◆ Exercise prompt
Copy the records below exactly as they are written.
***** Records provided
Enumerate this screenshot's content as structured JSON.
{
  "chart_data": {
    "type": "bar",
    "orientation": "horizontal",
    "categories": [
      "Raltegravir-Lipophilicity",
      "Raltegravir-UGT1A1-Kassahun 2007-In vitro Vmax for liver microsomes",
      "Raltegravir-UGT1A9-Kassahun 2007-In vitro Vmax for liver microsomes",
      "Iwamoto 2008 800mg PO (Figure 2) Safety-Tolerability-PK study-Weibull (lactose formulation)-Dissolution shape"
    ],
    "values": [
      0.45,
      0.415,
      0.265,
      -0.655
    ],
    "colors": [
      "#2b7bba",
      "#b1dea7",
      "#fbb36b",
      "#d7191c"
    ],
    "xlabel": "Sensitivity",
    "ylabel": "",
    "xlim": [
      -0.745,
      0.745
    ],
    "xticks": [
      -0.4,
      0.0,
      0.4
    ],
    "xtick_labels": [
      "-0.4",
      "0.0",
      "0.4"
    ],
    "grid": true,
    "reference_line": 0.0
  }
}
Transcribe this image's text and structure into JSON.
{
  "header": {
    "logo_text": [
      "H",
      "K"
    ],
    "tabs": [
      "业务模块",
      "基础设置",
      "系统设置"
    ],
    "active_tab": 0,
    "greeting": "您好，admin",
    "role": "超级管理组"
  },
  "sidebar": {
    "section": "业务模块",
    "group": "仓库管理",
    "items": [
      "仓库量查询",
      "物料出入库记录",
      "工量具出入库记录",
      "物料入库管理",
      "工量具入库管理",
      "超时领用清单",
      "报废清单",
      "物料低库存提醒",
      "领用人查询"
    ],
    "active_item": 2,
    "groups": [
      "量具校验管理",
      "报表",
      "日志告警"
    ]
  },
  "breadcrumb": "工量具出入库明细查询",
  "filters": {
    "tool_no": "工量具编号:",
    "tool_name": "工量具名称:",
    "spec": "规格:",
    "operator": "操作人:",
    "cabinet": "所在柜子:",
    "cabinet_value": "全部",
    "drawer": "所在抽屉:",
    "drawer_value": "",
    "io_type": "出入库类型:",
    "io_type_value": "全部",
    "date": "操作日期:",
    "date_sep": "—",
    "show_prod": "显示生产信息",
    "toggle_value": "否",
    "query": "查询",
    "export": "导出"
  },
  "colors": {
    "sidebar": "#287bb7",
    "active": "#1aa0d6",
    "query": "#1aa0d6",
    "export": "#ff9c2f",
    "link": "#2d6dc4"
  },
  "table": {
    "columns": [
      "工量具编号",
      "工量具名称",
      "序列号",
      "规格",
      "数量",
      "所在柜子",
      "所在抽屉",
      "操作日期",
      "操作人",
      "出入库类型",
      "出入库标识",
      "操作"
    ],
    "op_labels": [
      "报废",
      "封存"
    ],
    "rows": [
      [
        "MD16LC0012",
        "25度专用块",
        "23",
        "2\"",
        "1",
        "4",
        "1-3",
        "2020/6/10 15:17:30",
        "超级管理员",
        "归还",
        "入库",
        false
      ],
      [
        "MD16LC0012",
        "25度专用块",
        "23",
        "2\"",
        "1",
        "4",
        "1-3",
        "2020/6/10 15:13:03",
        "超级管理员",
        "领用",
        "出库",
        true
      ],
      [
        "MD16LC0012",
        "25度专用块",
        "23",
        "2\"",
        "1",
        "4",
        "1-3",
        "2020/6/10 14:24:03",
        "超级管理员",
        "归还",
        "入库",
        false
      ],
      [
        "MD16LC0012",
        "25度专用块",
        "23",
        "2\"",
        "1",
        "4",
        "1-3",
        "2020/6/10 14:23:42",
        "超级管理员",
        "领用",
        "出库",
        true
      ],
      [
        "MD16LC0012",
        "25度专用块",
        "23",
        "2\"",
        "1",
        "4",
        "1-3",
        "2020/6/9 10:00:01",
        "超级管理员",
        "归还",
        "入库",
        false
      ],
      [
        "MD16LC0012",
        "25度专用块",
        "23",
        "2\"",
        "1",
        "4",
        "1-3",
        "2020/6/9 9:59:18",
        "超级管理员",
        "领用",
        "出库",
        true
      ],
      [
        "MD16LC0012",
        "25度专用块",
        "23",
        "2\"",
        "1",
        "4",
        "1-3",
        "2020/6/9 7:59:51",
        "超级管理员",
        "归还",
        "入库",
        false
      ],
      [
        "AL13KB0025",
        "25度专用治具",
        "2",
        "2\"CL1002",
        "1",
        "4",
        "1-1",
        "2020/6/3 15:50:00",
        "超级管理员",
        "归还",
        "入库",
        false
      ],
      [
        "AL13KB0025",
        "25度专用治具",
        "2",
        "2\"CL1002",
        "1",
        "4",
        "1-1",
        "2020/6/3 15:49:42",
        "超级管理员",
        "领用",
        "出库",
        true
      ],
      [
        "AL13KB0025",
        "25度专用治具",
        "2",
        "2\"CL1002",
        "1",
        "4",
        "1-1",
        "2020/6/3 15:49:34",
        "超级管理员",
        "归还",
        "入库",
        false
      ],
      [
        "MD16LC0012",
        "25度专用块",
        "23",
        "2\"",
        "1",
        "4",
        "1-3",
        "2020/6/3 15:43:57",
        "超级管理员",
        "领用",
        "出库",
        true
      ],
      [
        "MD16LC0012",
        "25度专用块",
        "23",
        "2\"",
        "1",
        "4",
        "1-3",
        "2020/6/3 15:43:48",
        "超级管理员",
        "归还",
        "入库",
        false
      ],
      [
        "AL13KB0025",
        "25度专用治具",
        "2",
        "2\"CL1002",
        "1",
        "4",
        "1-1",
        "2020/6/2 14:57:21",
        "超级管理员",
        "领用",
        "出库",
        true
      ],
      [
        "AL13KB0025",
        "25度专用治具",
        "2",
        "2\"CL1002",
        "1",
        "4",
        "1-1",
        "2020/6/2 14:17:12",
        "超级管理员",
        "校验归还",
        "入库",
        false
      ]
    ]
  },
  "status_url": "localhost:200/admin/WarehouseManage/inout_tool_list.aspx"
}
**********
◆ Exercise solution
Enumerate this screenshot's content as structured JSON.
{
  "chart_data": {
    "type": "bar",
    "orientation": "horizontal",
    "categories": [
      "Raltegravir-Lipophilicity",
      "Raltegravir-UGT1A1-Kassahun 2007-In vitro Vmax for liver microsomes",
      "Raltegravir-UGT1A9-Kassahun 2007-In vitro Vmax for liver microsomes",
      "Iwamoto 2008 800mg PO (Figure 2) Safety-Tolerability-PK study-Weibull (lactose formulation)-Dissolution shape"
    ],
    "values": [
      0.45,
      0.415,
      0.265,
      -0.655
    ],
    "colors": [
      "#2b7bba",
      "#b1dea7",
      "#fbb36b",
      "#d7191c"
    ],
    "xlabel": "Sensitivity",
    "ylabel": "",
    "xlim": [
      -0.745,
      0.745
    ],
    "xticks": [
      -0.4,
      0.0,
      0.4
    ],
    "xtick_labels": [
      "-0.4",
      "0.0",
      "0.4"
    ],
    "grid": true,
    "reference_line": 0.0
  }
}
Transcribe this image's text and structure into JSON.
{
  "header": {
    "logo_text": [
      "H",
      "K"
    ],
    "tabs": [
      "业务模块",
      "基础设置",
      "系统设置"
    ],
    "active_tab": 0,
    "greeting": "您好，admin",
    "role": "超级管理组"
  },
  "sidebar": {
    "section": "业务模块",
    "group": "仓库管理",
    "items": [
      "仓库量查询",
      "物料出入库记录",
      "工量具出入库记录",
      "物料入库管理",
      "工量具入库管理",
      "超时领用清单",
      "报废清单",
      "物料低库存提醒",
      "领用人查询"
    ],
    "active_item": 2,
    "groups": [
      "量具校验管理",
      "报表",
      "日志告警"
    ]
  },
  "breadcrumb": "工量具出入库明细查询",
  "filters": {
    "tool_no": "工量具编号:",
    "tool_name": "工量具名称:",
    "spec": "规格:",
    "operator": "操作人:",
    "cabinet": "所在柜子:",
    "cabinet_value": "全部",
    "drawer": "所在抽屉:",
    "drawer_value": "",
    "io_type": "出入库类型:",
    "io_type_value": "全部",
    "date": "操作日期:",
    "date_sep": "—",
    "show_prod": "显示生产信息",
    "toggle_value": "否",
    "query": "查询",
    "export": "导出"
  },
  "colors": {
    "sidebar": "#287bb7",
    "active": "#1aa0d6",
    "query": "#1aa0d6",
    "export": "#ff9c2f",
    "link": "#2d6dc4"
  },
  "table": {
    "columns": [
      "工量具编号",
      "工量具名称",
      "序列号",
      "规格",
      "数量",
      "所在柜子",
      "所在抽屉",
      "操作日期",
      "操作人",
      "出入库类型",
      "出入库标识",
      "操作"
    ],
    "op_labels": [
      "报废",
      "封存"
    ],
    "rows": [
      [
        "MD16LC0012",
        "25度专用块",
        "23",
        "2\"",
        "1",
        "4",
        "1-3",
        "2020/6/10 15:17:30",
        "超级管理员",
        "归还",
        "入库",
        false
      ],
      [
        "MD16LC0012",
        "25度专用块",
        "23",
        "2\"",
        "1",
        "4",
        "1-3",
        "2020/6/10 15:13:03",
        "超级管理员",
        "领用",
        "出库",
        true
      ],
      [
        "MD16LC0012",
        "25度专用块",
        "23",
        "2\"",
        "1",
        "4",
        "1-3",
        "2020/6/10 14:24:03",
        "超级管理员",
        "归还",
        "入库",
        false
      ],
      [
        "MD16LC0012",
        "25度专用块",
        "23",
        "2\"",
        "1",
        "4",
        "1-3",
        "2020/6/10 14:23:42",
        "超级管理员",
        "领用",
        "出库",
        true
      ],
      [
        "MD16LC0012",
        "25度专用块",
        "23",
        "2\"",
        "1",
        "4",
        "1-3",
        "2020/6/9 10:00:01",
        "超级管理员",
        "归还",
        "入库",
        false
      ],
      [
        "MD16LC0012",
        "25度专用块",
        "23",
        "2\"",
        "1",
        "4",
        "1-3",
        "2020/6/9 9:59:18",
        "超级管理员",
        "领用",
        "出库",
        true
      ],
      [
        "MD16LC0012",
        "25度专用块",
        "23",
        "2\"",
        "1",
        "4",
        "1-3",
        "2020/6/9 7:59:51",
        "超级管理员",
        "归还",
        "入库",
        false
      ],
      [
        "AL13KB0025",
        "25度专用治具",
        "2",
        "2\"CL1002",
        "1",
        "4",
        "1-1",
        "2020/6/3 15:50:00",
        "超级管理员",
        "归还",
        "入库",
        false
      ],
      [
        "AL13KB0025",
        "25度专用治具",
        "2",
        "2\"CL1002",
        "1",
        "4",
        "1-1",
        "2020/6/3 15:49:42",
        "超级管理员",
        "领用",
        "出库",
        true
      ],
      [
        "AL13KB0025",
        "25度专用治具",
        "2",
        "2\"CL1002",
        "1",
        "4",
        "1-1",
        "2020/6/3 15:49:34",
        "超级管理员",
        "归还",
        "入库",
        false
      ],
      [
        "MD16LC0012",
        "25度专用块",
        "23",
        "2\"",
        "1",
        "4",
        "1-3",
        "2020/6/3 15:43:57",
        "超级管理员",
        "领用",
        "出库",
        true
      ],
      [
        "MD16LC0012",
        "25度专用块",
        "23",
        "2\"",
        "1",
        "4",
        "1-3",
        "2020/6/3 15:43:48",
        "超级管理员",
        "归还",
        "入库",
        false
      ],
      [
        "AL13KB0025",
        "25度专用治具",
        "2",
        "2\"CL1002",
        "1",
        "4",
        "1-1",
        "2020/6/2 14:57:21",
        "超级管理员",
        "领用",
        "出库",
        true
      ],
      [
        "AL13KB0025",
        "25度专用治具",
        "2",
        "2\"CL1002",
        "1",
        "4",
        "1-1",
        "2020/6/2 14:17:12",
        "超级管理员",
        "校验归还",
        "入库",
        false
      ]
    ]
  },
  "status_url": "localhost:200/admin/WarehouseManage/inout_tool_list.aspx"
}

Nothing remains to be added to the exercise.